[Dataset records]
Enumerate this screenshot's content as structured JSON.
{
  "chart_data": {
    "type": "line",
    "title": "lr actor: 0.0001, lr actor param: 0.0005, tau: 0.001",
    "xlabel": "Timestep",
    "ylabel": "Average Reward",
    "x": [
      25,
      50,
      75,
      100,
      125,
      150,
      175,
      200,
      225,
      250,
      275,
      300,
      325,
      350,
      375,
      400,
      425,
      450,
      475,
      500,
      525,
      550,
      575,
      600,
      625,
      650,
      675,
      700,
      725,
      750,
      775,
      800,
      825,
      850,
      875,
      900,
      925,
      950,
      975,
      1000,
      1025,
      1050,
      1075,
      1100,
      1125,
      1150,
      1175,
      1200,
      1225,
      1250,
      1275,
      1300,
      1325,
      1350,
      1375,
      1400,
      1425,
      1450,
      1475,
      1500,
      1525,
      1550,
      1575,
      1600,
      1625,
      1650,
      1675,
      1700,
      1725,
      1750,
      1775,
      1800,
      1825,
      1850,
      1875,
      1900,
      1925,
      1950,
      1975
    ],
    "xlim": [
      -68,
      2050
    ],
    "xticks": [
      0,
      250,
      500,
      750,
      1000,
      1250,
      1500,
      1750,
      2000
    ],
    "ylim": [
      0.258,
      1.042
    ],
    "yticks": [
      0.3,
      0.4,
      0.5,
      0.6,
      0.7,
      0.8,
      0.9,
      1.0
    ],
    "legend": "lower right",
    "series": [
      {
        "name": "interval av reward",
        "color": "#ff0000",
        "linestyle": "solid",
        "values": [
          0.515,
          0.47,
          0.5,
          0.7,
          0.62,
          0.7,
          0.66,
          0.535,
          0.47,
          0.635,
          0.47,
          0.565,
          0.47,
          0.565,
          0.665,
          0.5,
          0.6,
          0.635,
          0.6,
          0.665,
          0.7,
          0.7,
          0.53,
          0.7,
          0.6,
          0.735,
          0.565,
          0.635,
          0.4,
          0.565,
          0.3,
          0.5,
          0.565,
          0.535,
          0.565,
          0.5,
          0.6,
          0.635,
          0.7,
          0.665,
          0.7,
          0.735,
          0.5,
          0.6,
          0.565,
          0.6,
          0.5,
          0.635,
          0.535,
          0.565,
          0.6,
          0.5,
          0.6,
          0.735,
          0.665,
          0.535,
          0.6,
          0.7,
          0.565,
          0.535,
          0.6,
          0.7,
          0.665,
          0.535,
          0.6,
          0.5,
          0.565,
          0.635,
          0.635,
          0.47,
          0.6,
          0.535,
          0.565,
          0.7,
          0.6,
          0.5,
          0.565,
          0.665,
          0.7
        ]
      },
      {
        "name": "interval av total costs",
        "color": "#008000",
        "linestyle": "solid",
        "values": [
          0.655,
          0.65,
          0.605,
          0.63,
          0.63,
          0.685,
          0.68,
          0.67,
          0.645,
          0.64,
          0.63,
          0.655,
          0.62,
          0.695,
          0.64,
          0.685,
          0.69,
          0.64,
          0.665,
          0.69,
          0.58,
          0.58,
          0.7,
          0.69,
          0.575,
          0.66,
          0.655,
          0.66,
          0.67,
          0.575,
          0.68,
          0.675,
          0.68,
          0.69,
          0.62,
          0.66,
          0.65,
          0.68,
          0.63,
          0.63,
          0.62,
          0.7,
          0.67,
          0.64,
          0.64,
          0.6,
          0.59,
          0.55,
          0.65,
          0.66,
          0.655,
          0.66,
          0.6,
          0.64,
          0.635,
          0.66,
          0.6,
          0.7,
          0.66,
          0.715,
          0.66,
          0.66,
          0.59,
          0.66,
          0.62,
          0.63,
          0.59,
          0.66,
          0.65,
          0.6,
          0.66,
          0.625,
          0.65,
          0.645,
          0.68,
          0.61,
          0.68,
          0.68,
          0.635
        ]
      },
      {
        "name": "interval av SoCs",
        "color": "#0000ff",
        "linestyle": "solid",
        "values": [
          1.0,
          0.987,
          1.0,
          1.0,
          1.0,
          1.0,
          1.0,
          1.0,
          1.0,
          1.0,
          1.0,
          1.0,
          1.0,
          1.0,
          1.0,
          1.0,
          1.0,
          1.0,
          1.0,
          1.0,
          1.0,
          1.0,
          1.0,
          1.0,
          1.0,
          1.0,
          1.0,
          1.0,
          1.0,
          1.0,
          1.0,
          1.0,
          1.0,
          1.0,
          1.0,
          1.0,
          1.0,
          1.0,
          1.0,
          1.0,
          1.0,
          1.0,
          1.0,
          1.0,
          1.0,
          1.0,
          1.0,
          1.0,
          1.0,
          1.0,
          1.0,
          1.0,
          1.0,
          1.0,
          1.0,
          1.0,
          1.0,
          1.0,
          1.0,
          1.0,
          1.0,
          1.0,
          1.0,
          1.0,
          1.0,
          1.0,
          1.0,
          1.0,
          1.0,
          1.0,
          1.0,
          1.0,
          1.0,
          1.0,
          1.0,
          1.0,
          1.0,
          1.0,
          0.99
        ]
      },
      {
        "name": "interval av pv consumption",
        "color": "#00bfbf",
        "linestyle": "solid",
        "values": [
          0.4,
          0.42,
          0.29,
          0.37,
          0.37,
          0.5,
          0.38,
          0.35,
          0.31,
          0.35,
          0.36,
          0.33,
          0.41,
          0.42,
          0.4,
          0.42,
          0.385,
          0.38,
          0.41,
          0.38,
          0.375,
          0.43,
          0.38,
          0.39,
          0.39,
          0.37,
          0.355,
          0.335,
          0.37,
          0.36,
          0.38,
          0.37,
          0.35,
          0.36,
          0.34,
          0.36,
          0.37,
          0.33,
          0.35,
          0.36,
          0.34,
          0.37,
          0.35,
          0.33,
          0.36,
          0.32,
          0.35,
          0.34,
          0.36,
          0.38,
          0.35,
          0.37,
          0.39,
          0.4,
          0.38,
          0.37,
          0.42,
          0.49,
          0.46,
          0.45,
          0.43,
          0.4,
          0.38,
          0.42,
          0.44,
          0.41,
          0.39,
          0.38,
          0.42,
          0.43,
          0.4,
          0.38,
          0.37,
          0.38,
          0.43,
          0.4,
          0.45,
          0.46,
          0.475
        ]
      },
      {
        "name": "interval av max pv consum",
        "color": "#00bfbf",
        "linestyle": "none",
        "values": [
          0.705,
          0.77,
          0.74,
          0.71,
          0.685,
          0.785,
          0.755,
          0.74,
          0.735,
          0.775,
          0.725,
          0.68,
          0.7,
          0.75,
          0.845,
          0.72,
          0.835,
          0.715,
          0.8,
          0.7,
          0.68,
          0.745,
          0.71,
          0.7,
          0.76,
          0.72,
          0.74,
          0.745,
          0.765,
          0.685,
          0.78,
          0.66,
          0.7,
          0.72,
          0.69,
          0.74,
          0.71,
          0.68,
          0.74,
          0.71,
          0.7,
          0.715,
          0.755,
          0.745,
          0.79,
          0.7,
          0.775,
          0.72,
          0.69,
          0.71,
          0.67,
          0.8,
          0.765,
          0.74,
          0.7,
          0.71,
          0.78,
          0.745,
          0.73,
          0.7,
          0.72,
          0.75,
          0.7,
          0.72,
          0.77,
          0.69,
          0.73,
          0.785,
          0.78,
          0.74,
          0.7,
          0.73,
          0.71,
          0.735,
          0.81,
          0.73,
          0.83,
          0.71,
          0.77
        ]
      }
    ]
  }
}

Exercise objective
Retype the entries exactly, including every line.

Solution for this problem
Enumerate this screenshot's content as structured JSON.
{
  "chart_data": {
    "type": "line",
    "title": "lr actor: 0.0001, lr actor param: 0.0005, tau: 0.001",
    "xlabel": "Timestep",
    "ylabel": "Average Reward",
    "x": [
      25,
      50,
      75,
      100,
      125,
      150,
      175,
      200,
      225,
      250,
      275,
      300,
      325,
      350,
      375,
      400,
      425,
      450,
      475,
      500,
      525,
      550,
      575,
      600,
      625,
      650,
      675,
      700,
      725,
      750,
      775,
      800,
      825,
      850,
      875,
      900,
      925,
      950,
      975,
      1000,
      1025,
      1050,
      1075,
      1100,
      1125,
      1150,
      1175,
      1200,
      1225,
      1250,
      1275,
      1300,
      1325,
      1350,
      1375,
      1400,
      1425,
      1450,
      1475,
      1500,
      1525,
      1550,
      1575,
      1600,
      1625,
      1650,
      1675,
      1700,
      1725,
      1750,
      1775,
      1800,
      1825,
      1850,
      1875,
      1900,
      1925,
      1950,
      1975
    ],
    "xlim": [
      -68,
      2050
    ],
    "xticks": [
      0,
      250,
      500,
      750,
      1000,
      1250,
      1500,
      1750,
      2000
    ],
    "ylim": [
      0.258,
      1.042
    ],
    "yticks": [
      0.3,
      0.4,
      0.5,
      0.6,
      0.7,
      0.8,
      0.9,
      1.0
    ],
    "legend": "lower right",
    "series": [
      {
        "name": "interval av reward",
        "color": "#ff0000",
        "linestyle": "solid",
        "values": [
          0.515,
          0.47,
          0.5,
          0.7,
          0.62,
          0.7,
          0.66,
          0.535,
          0.47,
          0.635,
          0.47,
          0.565,
          0.47,
          0.565,
          0.665,
          0.5,
          0.6,
          0.635,
          0.6,
          0.665,
          0.7,
          0.7,
          0.53,
          0.7,
          0.6,
          0.735,
          0.565,
          0.635,
          0.4,
          0.565,
          0.3,
          0.5,
          0.565,
          0.535,
          0.565,
          0.5,
          0.6,
          0.635,
          0.7,
          0.665,
          0.7,
          0.735,
          0.5,
          0.6,
          0.565,
          0.6,
          0.5,
          0.635,
          0.535,
          0.565,
          0.6,
          0.5,
          0.6,
          0.735,
          0.665,
          0.535,
          0.6,
          0.7,
          0.565,
          0.535,
          0.6,
          0.7,
          0.665,
          0.535,
          0.6,
          0.5,
          0.565,
          0.635,
          0.635,
          0.47,
          0.6,
          0.535,
          0.565,
          0.7,
          0.6,
          0.5,
          0.565,
          0.665,
          0.7
        ]
      },
      {
        "name": "interval av total costs",
        "color": "#008000",
        "linestyle": "solid",
        "values": [
          0.655,
          0.65,
          0.605,
          0.63,
          0.63,
          0.685,
          0.68,
          0.67,
          0.645,
          0.64,
          0.63,
          0.655,
          0.62,
          0.695,
          0.64,
          0.685,
          0.69,
          0.64,
          0.665,
          0.69,
          0.58,
          0.58,
          0.7,
          0.69,
          0.575,
          0.66,
          0.655,
          0.66,
          0.67,
          0.575,
          0.68,
          0.675,
          0.68,
          0.69,
          0.62,
          0.66,
          0.65,
          0.68,
          0.63,
          0.63,
          0.62,
          0.7,
          0.67,
          0.64,
          0.64,
          0.6,
          0.59,
          0.55,
          0.65,
          0.66,
          0.655,
          0.66,
          0.6,
          0.64,
          0.635,
          0.66,
          0.6,
          0.7,
          0.66,
          0.715,
          0.66,
          0.66,
          0.59,
          0.66,
          0.62,
          0.63,
          0.59,
          0.66,
          0.65,
          0.6,
          0.66,
          0.625,
          0.65,
          0.645,
          0.68,
          0.61,
          0.68,
          0.68,
          0.635
        ]
      },
      {
        "name": "interval av SoCs",
        "color": "#0000ff",
        "linestyle": "solid",
        "values": [
          1.0,
          0.987,
          1.0,
          1.0,
          1.0,
          1.0,
          1.0,
          1.0,
          1.0,
          1.0,
          1.0,
          1.0,
          1.0,
          1.0,
          1.0,
          1.0,
          1.0,
          1.0,
          1.0,
          1.0,
          1.0,
          1.0,
          1.0,
          1.0,
          1.0,
          1.0,
          1.0,
          1.0,
          1.0,
          1.0,
          1.0,
          1.0,
          1.0,
          1.0,
          1.0,
          1.0,
          1.0,
          1.0,
          1.0,
          1.0,
          1.0,
          1.0,
          1.0,
          1.0,
          1.0,
          1.0,
          1.0,
          1.0,
          1.0,
          1.0,
          1.0,
          1.0,
          1.0,
          1.0,
          1.0,
          1.0,
          1.0,
          1.0,
          1.0,
          1.0,
          1.0,
          1.0,
          1.0,
          1.0,
          1.0,
          1.0,
          1.0,
          1.0,
          1.0,
          1.0,
          1.0,
          1.0,
          1.0,
          1.0,
          1.0,
          1.0,
          1.0,
          1.0,
          0.99
        ]
      },
      {
        "name": "interval av pv consumption",
        "color": "#00bfbf",
        "linestyle": "solid",
        "values": [
          0.4,
          0.42,
          0.29,
          0.37,
          0.37,
          0.5,
          0.38,
          0.35,
          0.31,
          0.35,
          0.36,
          0.33,
          0.41,
          0.42,
          0.4,
          0.42,
          0.385,
          0.38,
          0.41,
          0.38,
          0.375,
          0.43,
          0.38,
          0.39,
          0.39,
          0.37,
          0.355,
          0.335,
          0.37,
          0.36,
          0.38,
          0.37,
          0.35,
          0.36,
          0.34,
          0.36,
          0.37,
          0.33,
          0.35,
          0.36,
          0.34,
          0.37,
          0.35,
          0.33,
          0.36,
          0.32,
          0.35,
          0.34,
          0.36,
          0.38,
          0.35,
          0.37,
          0.39,
          0.4,
          0.38,
          0.37,
          0.42,
          0.49,
          0.46,
          0.45,
          0.43,
          0.4,
          0.38,
          0.42,
          0.44,
          0.41,
          0.39,
          0.38,
          0.42,
          0.43,
          0.4,
          0.38,
          0.37,
          0.38,
          0.43,
          0.4,
          0.45,
          0.46,
          0.475
        ]
      },
      {
        "name": "interval av max pv consum",
        "color": "#00bfbf",
        "linestyle": "none",
        "values": [
          0.705,
          0.77,
          0.74,
          0.71,
          0.685,
          0.785,
          0.755,
          0.74,
          0.735,
          0.775,
          0.725,
          0.68,
          0.7,
          0.75,
          0.845,
          0.72,
          0.835,
          0.715,
          0.8,
          0.7,
          0.68,
          0.745,
          0.71,
          0.7,
          0.76,
          0.72,
          0.74,
          0.745,
          0.765,
          0.685,
          0.78,
          0.66,
          0.7,
          0.72,
          0.69,
          0.74,
          0.71,
          0.68,
          0.74,
          0.71,
          0.7,
          0.715,
          0.755,
          0.745,
          0.79,
          0.7,
          0.775,
          0.72,
          0.69,
          0.71,
          0.67,
          0.8,
          0.765,
          0.74,
          0.7,
          0.71,
          0.78,
          0.745,
          0.73,
          0.7,
          0.72,
          0.75,
          0.7,
          0.72,
          0.77,
          0.69,
          0.73,
          0.785,
          0.78,
          0.74,
          0.7,
          0.73,
          0.71,
          0.735,
          0.81,
          0.73,
          0.83,
          0.71,
          0.77
        ]
      }
    ]
  }
}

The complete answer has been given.